[Items listed in a dataset]
# # #
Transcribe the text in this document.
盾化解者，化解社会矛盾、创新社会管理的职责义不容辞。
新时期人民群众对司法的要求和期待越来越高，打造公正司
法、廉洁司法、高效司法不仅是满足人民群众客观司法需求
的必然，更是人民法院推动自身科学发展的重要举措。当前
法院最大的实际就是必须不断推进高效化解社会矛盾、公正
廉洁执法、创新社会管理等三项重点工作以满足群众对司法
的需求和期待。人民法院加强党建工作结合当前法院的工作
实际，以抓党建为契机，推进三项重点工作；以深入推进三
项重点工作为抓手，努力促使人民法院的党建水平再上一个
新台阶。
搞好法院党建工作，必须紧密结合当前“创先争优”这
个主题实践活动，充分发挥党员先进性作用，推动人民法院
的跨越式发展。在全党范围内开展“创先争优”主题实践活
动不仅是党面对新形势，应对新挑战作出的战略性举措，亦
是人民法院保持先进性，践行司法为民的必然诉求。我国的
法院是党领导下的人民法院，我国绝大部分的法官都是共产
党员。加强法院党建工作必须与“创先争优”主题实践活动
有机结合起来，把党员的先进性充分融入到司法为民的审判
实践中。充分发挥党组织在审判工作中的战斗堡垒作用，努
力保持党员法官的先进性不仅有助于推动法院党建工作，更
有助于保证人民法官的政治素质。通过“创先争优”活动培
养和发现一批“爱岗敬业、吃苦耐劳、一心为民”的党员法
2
# # #
#### TASK TO COMPLETE
Give an exact copy of all the data shown above.

#### THE ANSWER
Transcribe the text in this document.
盾化解者，化解社会矛盾、创新社会管理的职责义不容辞。
新时期人民群众对司法的要求和期待越来越高，打造公正司
法、廉洁司法、高效司法不仅是满足人民群众客观司法需求
的必然，更是人民法院推动自身科学发展的重要举措。当前
法院最大的实际就是必须不断推进高效化解社会矛盾、公正
廉洁执法、创新社会管理等三项重点工作以满足群众对司法
的需求和期待。人民法院加强党建工作结合当前法院的工作
实际，以抓党建为契机，推进三项重点工作；以深入推进三
项重点工作为抓手，努力促使人民法院的党建水平再上一个
新台阶。
搞好法院党建工作，必须紧密结合当前“创先争优”这
个主题实践活动，充分发挥党员先进性作用，推动人民法院
的跨越式发展。在全党范围内开展“创先争优”主题实践活
动不仅是党面对新形势，应对新挑战作出的战略性举措，亦
是人民法院保持先进性，践行司法为民的必然诉求。我国的
法院是党领导下的人民法院，我国绝大部分的法官都是共产
党员。加强法院党建工作必须与“创先争优”主题实践活动
有机结合起来，把党员的先进性充分融入到司法为民的审判
实践中。充分发挥党组织在审判工作中的战斗堡垒作用，努
力保持党员法官的先进性不仅有助于推动法院党建工作，更
有助于保证人民法官的政治素质。通过“创先争优”活动培
养和发现一批“爱岗敬业、吃苦耐劳、一心为民”的党员法
2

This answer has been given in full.